**Exercise instructions**
Tally the lines holding the string "Catholic" and reply with that number alone.

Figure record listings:
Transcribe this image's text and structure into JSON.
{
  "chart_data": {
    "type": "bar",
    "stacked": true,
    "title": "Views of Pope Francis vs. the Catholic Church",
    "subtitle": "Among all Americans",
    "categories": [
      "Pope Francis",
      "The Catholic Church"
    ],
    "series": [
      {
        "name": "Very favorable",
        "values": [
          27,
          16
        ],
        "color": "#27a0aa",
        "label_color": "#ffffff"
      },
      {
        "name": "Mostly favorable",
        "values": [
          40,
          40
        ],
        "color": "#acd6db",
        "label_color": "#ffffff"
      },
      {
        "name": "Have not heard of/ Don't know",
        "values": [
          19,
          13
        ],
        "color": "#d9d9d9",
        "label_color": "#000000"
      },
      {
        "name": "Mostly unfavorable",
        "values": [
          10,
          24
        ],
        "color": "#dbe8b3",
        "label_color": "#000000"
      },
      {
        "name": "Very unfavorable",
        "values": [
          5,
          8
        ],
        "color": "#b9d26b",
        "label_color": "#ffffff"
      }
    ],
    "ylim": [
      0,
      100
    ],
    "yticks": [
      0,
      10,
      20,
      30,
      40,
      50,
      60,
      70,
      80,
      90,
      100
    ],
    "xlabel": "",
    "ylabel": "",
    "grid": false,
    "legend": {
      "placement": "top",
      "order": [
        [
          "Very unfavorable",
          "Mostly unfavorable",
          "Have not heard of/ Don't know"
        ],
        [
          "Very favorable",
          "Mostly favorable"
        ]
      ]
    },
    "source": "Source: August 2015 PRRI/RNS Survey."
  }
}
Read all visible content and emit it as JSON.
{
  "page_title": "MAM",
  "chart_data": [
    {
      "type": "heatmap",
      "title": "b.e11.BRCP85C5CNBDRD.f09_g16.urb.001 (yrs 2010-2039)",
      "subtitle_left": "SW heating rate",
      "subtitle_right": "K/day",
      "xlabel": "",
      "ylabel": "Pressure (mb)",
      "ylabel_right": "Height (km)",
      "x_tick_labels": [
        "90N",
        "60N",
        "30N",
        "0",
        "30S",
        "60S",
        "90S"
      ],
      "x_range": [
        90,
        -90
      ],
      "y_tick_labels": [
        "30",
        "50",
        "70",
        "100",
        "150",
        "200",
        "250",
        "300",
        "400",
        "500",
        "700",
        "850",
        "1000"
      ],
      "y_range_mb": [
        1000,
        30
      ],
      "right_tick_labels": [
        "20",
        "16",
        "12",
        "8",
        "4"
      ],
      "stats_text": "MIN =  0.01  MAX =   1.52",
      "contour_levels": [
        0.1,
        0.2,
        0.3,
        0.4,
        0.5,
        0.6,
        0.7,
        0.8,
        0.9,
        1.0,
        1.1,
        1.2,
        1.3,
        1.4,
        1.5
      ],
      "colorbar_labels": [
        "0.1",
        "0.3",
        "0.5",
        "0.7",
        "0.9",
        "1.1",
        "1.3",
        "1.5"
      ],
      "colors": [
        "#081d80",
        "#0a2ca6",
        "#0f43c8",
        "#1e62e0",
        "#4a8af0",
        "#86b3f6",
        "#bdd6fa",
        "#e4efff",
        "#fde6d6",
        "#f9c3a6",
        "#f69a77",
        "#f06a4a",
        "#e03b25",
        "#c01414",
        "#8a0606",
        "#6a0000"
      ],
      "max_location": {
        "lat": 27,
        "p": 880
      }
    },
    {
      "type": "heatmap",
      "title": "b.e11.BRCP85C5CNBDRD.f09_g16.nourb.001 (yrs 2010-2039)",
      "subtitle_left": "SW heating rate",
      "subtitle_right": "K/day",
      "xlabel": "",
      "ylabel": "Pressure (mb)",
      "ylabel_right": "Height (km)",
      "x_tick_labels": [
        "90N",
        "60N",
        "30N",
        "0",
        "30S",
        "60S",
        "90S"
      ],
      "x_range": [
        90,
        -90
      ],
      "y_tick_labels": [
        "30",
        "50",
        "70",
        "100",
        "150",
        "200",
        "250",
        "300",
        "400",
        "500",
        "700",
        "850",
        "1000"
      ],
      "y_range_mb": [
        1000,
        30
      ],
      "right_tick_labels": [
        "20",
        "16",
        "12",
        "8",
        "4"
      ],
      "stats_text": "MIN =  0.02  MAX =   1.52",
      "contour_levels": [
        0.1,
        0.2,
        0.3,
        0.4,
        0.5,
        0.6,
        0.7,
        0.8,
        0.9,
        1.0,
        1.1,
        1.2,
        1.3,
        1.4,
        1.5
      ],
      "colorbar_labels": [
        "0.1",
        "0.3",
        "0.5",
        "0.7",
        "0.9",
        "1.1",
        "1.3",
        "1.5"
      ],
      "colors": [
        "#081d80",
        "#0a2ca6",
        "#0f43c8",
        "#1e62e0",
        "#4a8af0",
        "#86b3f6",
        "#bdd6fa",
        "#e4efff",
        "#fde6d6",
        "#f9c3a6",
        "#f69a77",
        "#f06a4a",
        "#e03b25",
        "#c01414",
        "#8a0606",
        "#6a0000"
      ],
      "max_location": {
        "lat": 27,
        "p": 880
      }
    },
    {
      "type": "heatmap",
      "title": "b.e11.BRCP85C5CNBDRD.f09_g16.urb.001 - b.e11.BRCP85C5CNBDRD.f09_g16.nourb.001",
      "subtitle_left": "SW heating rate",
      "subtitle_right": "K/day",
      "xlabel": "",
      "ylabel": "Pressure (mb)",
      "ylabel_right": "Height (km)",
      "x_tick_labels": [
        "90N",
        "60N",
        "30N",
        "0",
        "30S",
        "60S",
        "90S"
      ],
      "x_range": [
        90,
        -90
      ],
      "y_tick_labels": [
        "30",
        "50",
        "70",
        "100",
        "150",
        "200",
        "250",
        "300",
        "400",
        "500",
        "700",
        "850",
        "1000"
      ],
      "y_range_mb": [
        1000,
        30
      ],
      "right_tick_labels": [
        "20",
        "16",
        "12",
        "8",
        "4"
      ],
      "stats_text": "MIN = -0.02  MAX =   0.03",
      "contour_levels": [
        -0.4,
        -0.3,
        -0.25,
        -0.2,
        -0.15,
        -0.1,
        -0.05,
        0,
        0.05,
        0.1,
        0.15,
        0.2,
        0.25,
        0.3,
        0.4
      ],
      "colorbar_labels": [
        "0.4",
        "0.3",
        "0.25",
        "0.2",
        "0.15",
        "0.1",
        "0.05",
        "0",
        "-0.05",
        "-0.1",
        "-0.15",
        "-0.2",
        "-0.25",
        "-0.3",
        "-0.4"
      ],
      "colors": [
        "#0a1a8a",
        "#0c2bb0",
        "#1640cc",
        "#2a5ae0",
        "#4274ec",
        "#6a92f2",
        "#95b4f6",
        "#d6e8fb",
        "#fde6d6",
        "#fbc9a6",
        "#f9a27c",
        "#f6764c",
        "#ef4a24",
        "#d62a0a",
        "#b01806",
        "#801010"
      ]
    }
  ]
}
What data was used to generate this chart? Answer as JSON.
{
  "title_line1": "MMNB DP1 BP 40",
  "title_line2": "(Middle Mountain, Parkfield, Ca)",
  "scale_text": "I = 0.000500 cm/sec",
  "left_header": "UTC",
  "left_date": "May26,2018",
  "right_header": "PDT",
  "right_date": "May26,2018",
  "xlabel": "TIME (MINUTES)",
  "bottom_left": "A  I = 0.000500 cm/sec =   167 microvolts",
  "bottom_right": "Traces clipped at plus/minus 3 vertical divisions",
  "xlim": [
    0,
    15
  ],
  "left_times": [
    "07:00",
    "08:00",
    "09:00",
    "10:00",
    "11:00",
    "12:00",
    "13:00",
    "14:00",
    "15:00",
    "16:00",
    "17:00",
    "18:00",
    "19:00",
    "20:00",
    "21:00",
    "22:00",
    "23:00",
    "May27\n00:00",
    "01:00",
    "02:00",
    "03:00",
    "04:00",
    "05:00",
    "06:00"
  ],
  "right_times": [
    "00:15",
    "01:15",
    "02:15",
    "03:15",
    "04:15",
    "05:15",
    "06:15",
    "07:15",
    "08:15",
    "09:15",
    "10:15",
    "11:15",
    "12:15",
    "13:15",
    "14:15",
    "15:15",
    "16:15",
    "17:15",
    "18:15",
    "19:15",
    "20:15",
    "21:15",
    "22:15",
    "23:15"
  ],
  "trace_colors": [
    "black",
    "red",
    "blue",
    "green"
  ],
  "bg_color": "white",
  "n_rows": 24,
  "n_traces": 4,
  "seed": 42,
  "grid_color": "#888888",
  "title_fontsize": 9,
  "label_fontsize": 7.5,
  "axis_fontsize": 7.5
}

**Answer to the problem**
2